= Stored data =
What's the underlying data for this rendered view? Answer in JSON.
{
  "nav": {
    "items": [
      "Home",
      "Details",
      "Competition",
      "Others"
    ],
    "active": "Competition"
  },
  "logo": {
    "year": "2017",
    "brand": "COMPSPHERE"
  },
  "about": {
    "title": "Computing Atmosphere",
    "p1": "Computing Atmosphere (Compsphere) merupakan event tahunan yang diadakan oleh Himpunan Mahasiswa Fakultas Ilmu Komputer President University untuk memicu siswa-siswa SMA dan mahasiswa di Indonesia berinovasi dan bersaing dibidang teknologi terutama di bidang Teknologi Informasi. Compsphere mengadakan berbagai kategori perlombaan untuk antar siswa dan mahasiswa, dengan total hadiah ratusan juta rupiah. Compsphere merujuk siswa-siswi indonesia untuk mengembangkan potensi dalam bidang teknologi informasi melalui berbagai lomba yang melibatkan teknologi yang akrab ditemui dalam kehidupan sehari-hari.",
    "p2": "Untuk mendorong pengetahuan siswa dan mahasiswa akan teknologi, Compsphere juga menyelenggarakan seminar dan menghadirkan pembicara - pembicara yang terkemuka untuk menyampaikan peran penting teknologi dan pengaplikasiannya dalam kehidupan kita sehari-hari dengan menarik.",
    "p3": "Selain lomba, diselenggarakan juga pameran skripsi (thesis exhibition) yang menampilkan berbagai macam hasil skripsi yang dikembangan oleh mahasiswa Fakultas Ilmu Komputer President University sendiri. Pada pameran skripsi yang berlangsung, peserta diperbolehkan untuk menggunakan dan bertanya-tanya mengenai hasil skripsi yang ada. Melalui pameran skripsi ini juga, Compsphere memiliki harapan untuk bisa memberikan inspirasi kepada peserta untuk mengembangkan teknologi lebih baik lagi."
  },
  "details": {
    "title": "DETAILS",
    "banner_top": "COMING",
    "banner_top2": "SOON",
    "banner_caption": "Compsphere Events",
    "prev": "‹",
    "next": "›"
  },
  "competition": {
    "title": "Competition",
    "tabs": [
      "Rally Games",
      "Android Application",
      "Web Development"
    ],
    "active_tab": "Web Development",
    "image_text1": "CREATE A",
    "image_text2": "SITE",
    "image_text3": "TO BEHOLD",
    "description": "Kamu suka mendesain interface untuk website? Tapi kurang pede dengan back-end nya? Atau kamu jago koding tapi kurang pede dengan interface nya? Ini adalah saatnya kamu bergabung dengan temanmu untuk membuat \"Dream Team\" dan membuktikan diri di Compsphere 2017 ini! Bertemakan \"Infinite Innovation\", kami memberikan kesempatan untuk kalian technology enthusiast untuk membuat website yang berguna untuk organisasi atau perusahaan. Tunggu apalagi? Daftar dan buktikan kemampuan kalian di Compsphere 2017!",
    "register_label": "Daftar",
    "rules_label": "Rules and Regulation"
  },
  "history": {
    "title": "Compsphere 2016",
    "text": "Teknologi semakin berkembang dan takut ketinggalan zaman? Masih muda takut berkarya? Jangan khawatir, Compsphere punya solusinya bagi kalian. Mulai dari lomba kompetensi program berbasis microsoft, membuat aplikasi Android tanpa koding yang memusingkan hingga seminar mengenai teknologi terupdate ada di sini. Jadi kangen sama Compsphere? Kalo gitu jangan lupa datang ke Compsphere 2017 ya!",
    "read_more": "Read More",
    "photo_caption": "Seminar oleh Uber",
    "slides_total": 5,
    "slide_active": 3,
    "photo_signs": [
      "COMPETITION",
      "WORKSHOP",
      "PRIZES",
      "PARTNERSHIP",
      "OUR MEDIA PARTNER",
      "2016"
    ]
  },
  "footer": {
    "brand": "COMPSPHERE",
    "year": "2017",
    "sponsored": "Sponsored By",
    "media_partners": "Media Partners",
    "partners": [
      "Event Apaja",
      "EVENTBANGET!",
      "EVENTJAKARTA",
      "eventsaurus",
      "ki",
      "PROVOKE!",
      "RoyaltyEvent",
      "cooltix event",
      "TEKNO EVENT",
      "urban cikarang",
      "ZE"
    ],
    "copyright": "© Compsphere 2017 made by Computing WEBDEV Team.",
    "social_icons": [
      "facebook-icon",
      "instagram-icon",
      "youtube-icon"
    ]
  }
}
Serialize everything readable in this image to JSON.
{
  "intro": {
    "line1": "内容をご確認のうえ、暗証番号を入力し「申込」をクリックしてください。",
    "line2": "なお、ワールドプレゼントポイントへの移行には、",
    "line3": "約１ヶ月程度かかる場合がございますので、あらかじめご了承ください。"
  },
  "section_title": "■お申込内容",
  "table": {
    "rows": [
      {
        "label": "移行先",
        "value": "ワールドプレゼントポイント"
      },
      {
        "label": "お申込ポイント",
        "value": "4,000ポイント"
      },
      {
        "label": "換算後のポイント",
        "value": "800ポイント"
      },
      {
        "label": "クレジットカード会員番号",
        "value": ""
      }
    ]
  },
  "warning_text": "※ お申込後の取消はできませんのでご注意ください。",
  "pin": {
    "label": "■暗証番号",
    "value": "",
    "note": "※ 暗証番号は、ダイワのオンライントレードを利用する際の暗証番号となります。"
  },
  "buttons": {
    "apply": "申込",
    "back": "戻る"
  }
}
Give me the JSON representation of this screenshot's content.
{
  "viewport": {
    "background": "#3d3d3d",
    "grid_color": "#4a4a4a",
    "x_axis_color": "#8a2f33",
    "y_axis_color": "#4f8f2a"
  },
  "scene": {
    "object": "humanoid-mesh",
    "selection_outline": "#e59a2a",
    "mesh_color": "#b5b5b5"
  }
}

= Directions =
Using the material above, print every entry exactly as written.

= Answer to this problem =
What's the underlying data for this rendered view? Answer in JSON.
{
  "nav": {
    "items": [
      "Home",
      "Details",
      "Competition",
      "Others"
    ],
    "active": "Competition"
  },
  "logo": {
    "year": "2017",
    "brand": "COMPSPHERE"
  },
  "about": {
    "title": "Computing Atmosphere",
    "p1": "Computing Atmosphere (Compsphere) merupakan event tahunan yang diadakan oleh Himpunan Mahasiswa Fakultas Ilmu Komputer President University untuk memicu siswa-siswa SMA dan mahasiswa di Indonesia berinovasi dan bersaing dibidang teknologi terutama di bidang Teknologi Informasi. Compsphere mengadakan berbagai kategori perlombaan untuk antar siswa dan mahasiswa, dengan total hadiah ratusan juta rupiah. Compsphere merujuk siswa-siswi indonesia untuk mengembangkan potensi dalam bidang teknologi informasi melalui berbagai lomba yang melibatkan teknologi yang akrab ditemui dalam kehidupan sehari-hari.",
    "p2": "Untuk mendorong pengetahuan siswa dan mahasiswa akan teknologi, Compsphere juga menyelenggarakan seminar dan menghadirkan pembicara - pembicara yang terkemuka untuk menyampaikan peran penting teknologi dan pengaplikasiannya dalam kehidupan kita sehari-hari dengan menarik.",
    "p3": "Selain lomba, diselenggarakan juga pameran skripsi (thesis exhibition) yang menampilkan berbagai macam hasil skripsi yang dikembangan oleh mahasiswa Fakultas Ilmu Komputer President University sendiri. Pada pameran skripsi yang berlangsung, peserta diperbolehkan untuk menggunakan dan bertanya-tanya mengenai hasil skripsi yang ada. Melalui pameran skripsi ini juga, Compsphere memiliki harapan untuk bisa memberikan inspirasi kepada peserta untuk mengembangkan teknologi lebih baik lagi."
  },
  "details": {
    "title": "DETAILS",
    "banner_top": "COMING",
    "banner_top2": "SOON",
    "banner_caption": "Compsphere Events",
    "prev": "‹",
    "next": "›"
  },
  "competition": {
    "title": "Competition",
    "tabs": [
      "Rally Games",
      "Android Application",
      "Web Development"
    ],
    "active_tab": "Web Development",
    "image_text1": "CREATE A",
    "image_text2": "SITE",
    "image_text3": "TO BEHOLD",
    "description": "Kamu suka mendesain interface untuk website? Tapi kurang pede dengan back-end nya? Atau kamu jago koding tapi kurang pede dengan interface nya? Ini adalah saatnya kamu bergabung dengan temanmu untuk membuat \"Dream Team\" dan membuktikan diri di Compsphere 2017 ini! Bertemakan \"Infinite Innovation\", kami memberikan kesempatan untuk kalian technology enthusiast untuk membuat website yang berguna untuk organisasi atau perusahaan. Tunggu apalagi? Daftar dan buktikan kemampuan kalian di Compsphere 2017!",
    "register_label": "Daftar",
    "rules_label": "Rules and Regulation"
  },
  "history": {
    "title": "Compsphere 2016",
    "text": "Teknologi semakin berkembang dan takut ketinggalan zaman? Masih muda takut berkarya? Jangan khawatir, Compsphere punya solusinya bagi kalian. Mulai dari lomba kompetensi program berbasis microsoft, membuat aplikasi Android tanpa koding yang memusingkan hingga seminar mengenai teknologi terupdate ada di sini. Jadi kangen sama Compsphere? Kalo gitu jangan lupa datang ke Compsphere 2017 ya!",
    "read_more": "Read More",
    "photo_caption": "Seminar oleh Uber",
    "slides_total": 5,
    "slide_active": 3,
    "photo_signs": [
      "COMPETITION",
      "WORKSHOP",
      "PRIZES",
      "PARTNERSHIP",
      "OUR MEDIA PARTNER",
      "2016"
    ]
  },
  "footer": {
    "brand": "COMPSPHERE",
    "year": "2017",
    "sponsored": "Sponsored By",
    "media_partners": "Media Partners",
    "partners": [
      "Event Apaja",
      "EVENTBANGET!",
      "EVENTJAKARTA",
      "eventsaurus",
      "ki",
      "PROVOKE!",
      "RoyaltyEvent",
      "cooltix event",
      "TEKNO EVENT",
      "urban cikarang",
      "ZE"
    ],
    "copyright": "© Compsphere 2017 made by Computing WEBDEV Team.",
    "social_icons": [
      "facebook-icon",
      "instagram-icon",
      "youtube-icon"
    ]
  }
}
Serialize everything readable in this image to JSON.
{
  "intro": {
    "line1": "内容をご確認のうえ、暗証番号を入力し「申込」をクリックしてください。",
    "line2": "なお、ワールドプレゼントポイントへの移行には、",
    "line3": "約１ヶ月程度かかる場合がございますので、あらかじめご了承ください。"
  },
  "section_title": "■お申込内容",
  "table": {
    "rows": [
      {
        "label": "移行先",
        "value": "ワールドプレゼントポイント"
      },
      {
        "label": "お申込ポイント",
        "value": "4,000ポイント"
      },
      {
        "label": "換算後のポイント",
        "value": "800ポイント"
      },
      {
        "label": "クレジットカード会員番号",
        "value": ""
      }
    ]
  },
  "warning_text": "※ お申込後の取消はできませんのでご注意ください。",
  "pin": {
    "label": "■暗証番号",
    "value": "",
    "note": "※ 暗証番号は、ダイワのオンライントレードを利用する際の暗証番号となります。"
  },
  "buttons": {
    "apply": "申込",
    "back": "戻る"
  }
}
Give me the JSON representation of this screenshot's content.
{
  "viewport": {
    "background": "#3d3d3d",
    "grid_color": "#4a4a4a",
    "x_axis_color": "#8a2f33",
    "y_axis_color": "#4f8f2a"
  },
  "scene": {
    "object": "humanoid-mesh",
    "selection_outline": "#e59a2a",
    "mesh_color": "#b5b5b5"
  }
}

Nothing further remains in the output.